(YOUR OBJECTIVE): Leave out the pictures and repeat everything else in the records exactly.
DATA EXCERPTS start
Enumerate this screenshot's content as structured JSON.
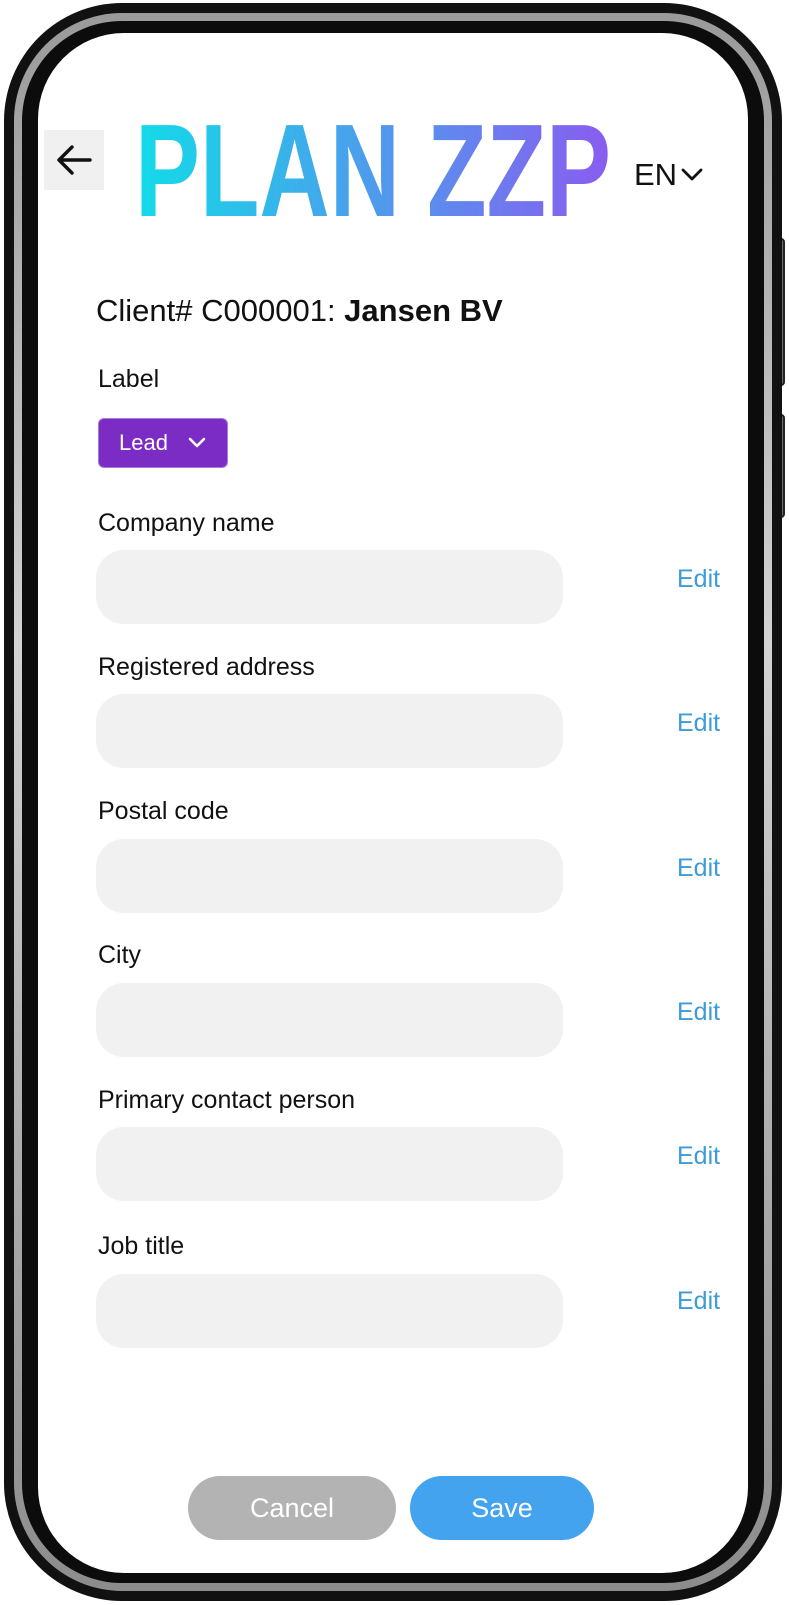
{
  "app": {
    "logo_text": "PLAN ZZP",
    "language": "EN"
  },
  "client": {
    "prefix": "Client# C000001: ",
    "name": "Jansen BV"
  },
  "label_section": {
    "title": "Label",
    "selected": "Lead"
  },
  "fields": [
    {
      "label": "Company name",
      "value": "",
      "edit": "Edit"
    },
    {
      "label": "Registered address",
      "value": "",
      "edit": "Edit"
    },
    {
      "label": "Postal code",
      "value": "",
      "edit": "Edit"
    },
    {
      "label": "City",
      "value": "",
      "edit": "Edit"
    },
    {
      "label": "Primary contact person",
      "value": "",
      "edit": "Edit"
    },
    {
      "label": "Job title",
      "value": "",
      "edit": "Edit"
    }
  ],
  "actions": {
    "cancel": "Cancel",
    "save": "Save"
  },
  "colors": {
    "logo_gradient_start": "#12dbe8",
    "logo_gradient_end": "#8a5cf0",
    "label_tag": "#7b2cc4",
    "edit_link": "#3d9bd9",
    "save_button": "#43a3ee",
    "cancel_button": "#b3b3b3"
  },
  "icons": {
    "back": "arrow-left-icon",
    "language_dropdown": "chevron-down-icon",
    "label_dropdown": "chevron-down-icon"
  }
}
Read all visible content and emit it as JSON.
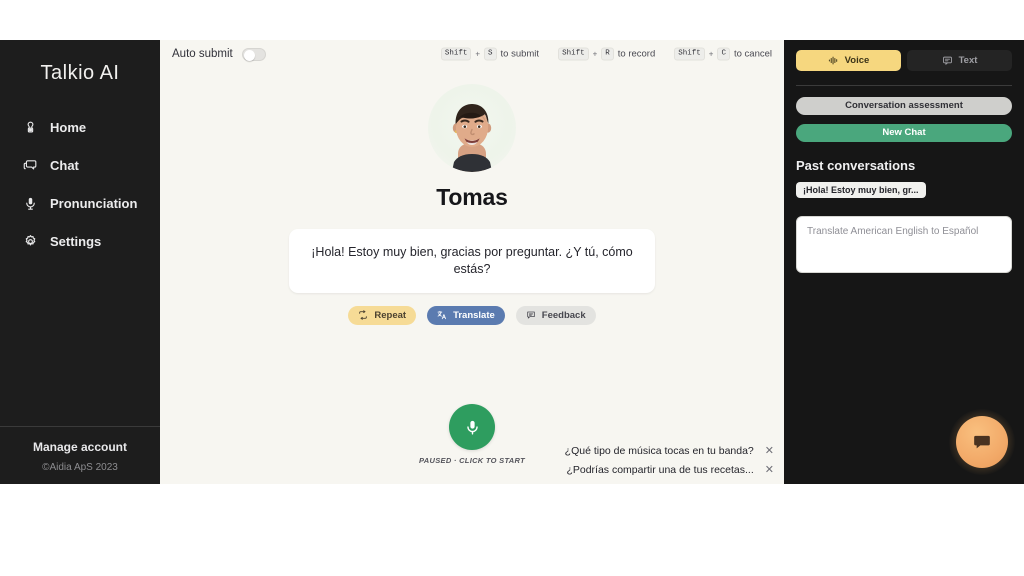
{
  "sidebar": {
    "brand": "Talkio AI",
    "items": [
      {
        "label": "Home",
        "icon": "home-icon"
      },
      {
        "label": "Chat",
        "icon": "chat-icon"
      },
      {
        "label": "Pronunciation",
        "icon": "microphone-icon"
      },
      {
        "label": "Settings",
        "icon": "gear-icon"
      }
    ],
    "manage_account": "Manage account",
    "copyright": "©Aidia ApS 2023"
  },
  "topbar": {
    "auto_submit_label": "Auto submit",
    "auto_submit_on": false,
    "shortcuts": [
      {
        "key": "Shift",
        "plus": "+",
        "key2": "S",
        "text": "to submit"
      },
      {
        "key": "Shift",
        "plus": "+",
        "key2": "R",
        "text": "to record"
      },
      {
        "key": "Shift",
        "plus": "+",
        "key2": "C",
        "text": "to cancel"
      }
    ]
  },
  "conversation": {
    "persona_name": "Tomas",
    "message": "¡Hola! Estoy muy bien, gracias por preguntar. ¿Y tú, cómo estás?",
    "actions": [
      {
        "label": "Repeat",
        "icon": "repeat-icon"
      },
      {
        "label": "Translate",
        "icon": "translate-icon"
      },
      {
        "label": "Feedback",
        "icon": "feedback-icon"
      }
    ],
    "mic_status": "PAUSED · CLICK TO START",
    "suggestions": [
      {
        "text": "¿Qué tipo de música tocas en tu banda?",
        "close": "✕"
      },
      {
        "text": "¿Podrías compartir una de tus recetas...",
        "close": "✕"
      }
    ]
  },
  "right_panel": {
    "tabs": [
      {
        "label": "Voice",
        "icon": "waveform-icon",
        "active": true
      },
      {
        "label": "Text",
        "icon": "text-bubble-icon",
        "active": false
      }
    ],
    "assessment_label": "Conversation assessment",
    "new_chat_label": "New Chat",
    "past_conversations_title": "Past conversations",
    "past_conversations": [
      {
        "label": "¡Hola! Estoy muy bien, gr..."
      }
    ],
    "translate_placeholder": "Translate American English to Español",
    "translate_value": ""
  },
  "fab": {
    "icon": "chat-bubble-icon"
  },
  "colors": {
    "sidebar_bg": "#1d1d1d",
    "panel_bg": "#161616",
    "canvas_bg": "#f7f6f1",
    "accent_yellow": "#f6d77f",
    "accent_green": "#4aa77d",
    "mic_green": "#2e9d5f",
    "translate_blue": "#5b7bb0",
    "fab_orange": "#f2a968"
  }
}
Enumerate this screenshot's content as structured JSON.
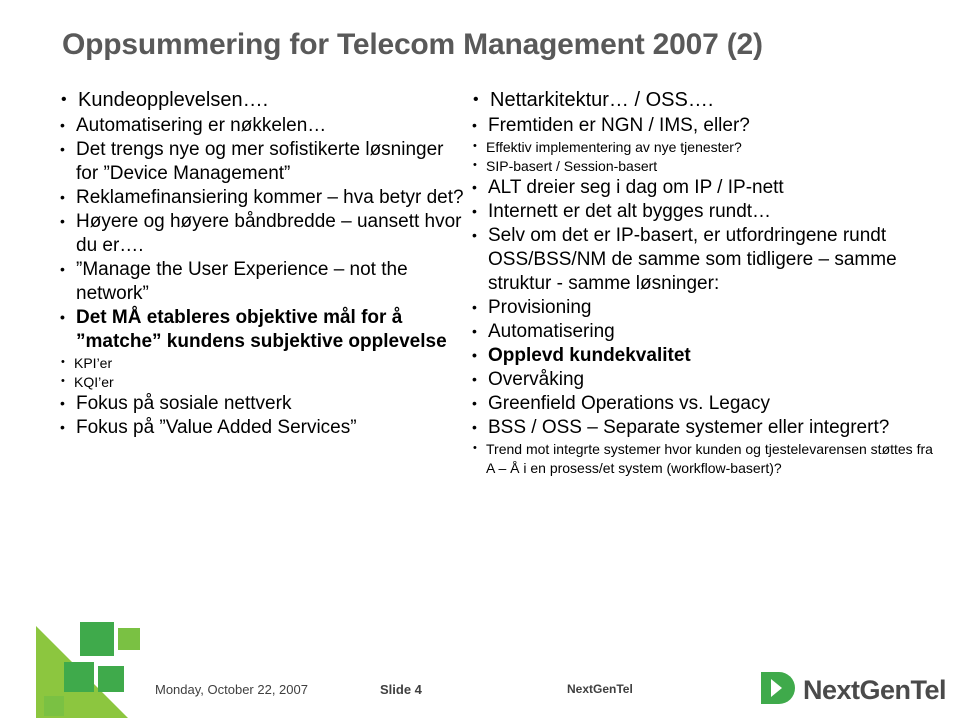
DATA EXCERPTS end
(EXERCISE SOLUTION):
Enumerate this screenshot's content as structured JSON.
{
  "app": {
    "logo_text": "PLAN ZZP",
    "language": "EN"
  },
  "client": {
    "prefix": "Client# C000001: ",
    "name": "Jansen BV"
  },
  "label_section": {
    "title": "Label",
    "selected": "Lead"
  },
  "fields": [
    {
      "label": "Company name",
      "value": "",
      "edit": "Edit"
    },
    {
      "label": "Registered address",
      "value": "",
      "edit": "Edit"
    },
    {
      "label": "Postal code",
      "value": "",
      "edit": "Edit"
    },
    {
      "label": "City",
      "value": "",
      "edit": "Edit"
    },
    {
      "label": "Primary contact person",
      "value": "",
      "edit": "Edit"
    },
    {
      "label": "Job title",
      "value": "",
      "edit": "Edit"
    }
  ],
  "actions": {
    "cancel": "Cancel",
    "save": "Save"
  },
  "colors": {
    "logo_gradient_start": "#12dbe8",
    "logo_gradient_end": "#8a5cf0",
    "label_tag": "#7b2cc4",
    "edit_link": "#3d9bd9",
    "save_button": "#43a3ee",
    "cancel_button": "#b3b3b3"
  },
  "icons": {
    "back": "arrow-left-icon",
    "language_dropdown": "chevron-down-icon",
    "label_dropdown": "chevron-down-icon"
  }
}
Read all visible content and emit it as JSON.
{
  "sidebar": {
    "brand": "Talkio AI",
    "items": [
      {
        "label": "Home",
        "icon": "home-icon"
      },
      {
        "label": "Chat",
        "icon": "chat-icon"
      },
      {
        "label": "Pronunciation",
        "icon": "microphone-icon"
      },
      {
        "label": "Settings",
        "icon": "gear-icon"
      }
    ],
    "manage_account": "Manage account",
    "copyright": "©Aidia ApS 2023"
  },
  "topbar": {
    "auto_submit_label": "Auto submit",
    "auto_submit_on": false,
    "shortcuts": [
      {
        "key": "Shift",
        "plus": "+",
        "key2": "S",
        "text": "to submit"
      },
      {
        "key": "Shift",
        "plus": "+",
        "key2": "R",
        "text": "to record"
      },
      {
        "key": "Shift",
        "plus": "+",
        "key2": "C",
        "text": "to cancel"
      }
    ]
  },
  "conversation": {
    "persona_name": "Tomas",
    "message": "¡Hola! Estoy muy bien, gracias por preguntar. ¿Y tú, cómo estás?",
    "actions": [
      {
        "label": "Repeat",
        "icon": "repeat-icon"
      },
      {
        "label": "Translate",
        "icon": "translate-icon"
      },
      {
        "label": "Feedback",
        "icon": "feedback-icon"
      }
    ],
    "mic_status": "PAUSED · CLICK TO START",
    "suggestions": [
      {
        "text": "¿Qué tipo de música tocas en tu banda?",
        "close": "✕"
      },
      {
        "text": "¿Podrías compartir una de tus recetas...",
        "close": "✕"
      }
    ]
  },
  "right_panel": {
    "tabs": [
      {
        "label": "Voice",
        "icon": "waveform-icon",
        "active": true
      },
      {
        "label": "Text",
        "icon": "text-bubble-icon",
        "active": false
      }
    ],
    "assessment_label": "Conversation assessment",
    "new_chat_label": "New Chat",
    "past_conversations_title": "Past conversations",
    "past_conversations": [
      {
        "label": "¡Hola! Estoy muy bien, gr..."
      }
    ],
    "translate_placeholder": "Translate American English to Español",
    "translate_value": ""
  },
  "fab": {
    "icon": "chat-bubble-icon"
  },
  "colors": {
    "sidebar_bg": "#1d1d1d",
    "panel_bg": "#161616",
    "canvas_bg": "#f7f6f1",
    "accent_yellow": "#f6d77f",
    "accent_green": "#4aa77d",
    "mic_green": "#2e9d5f",
    "translate_blue": "#5b7bb0",
    "fab_orange": "#f2a968"
  }
}
Enumerate this screenshot's content as structured JSON.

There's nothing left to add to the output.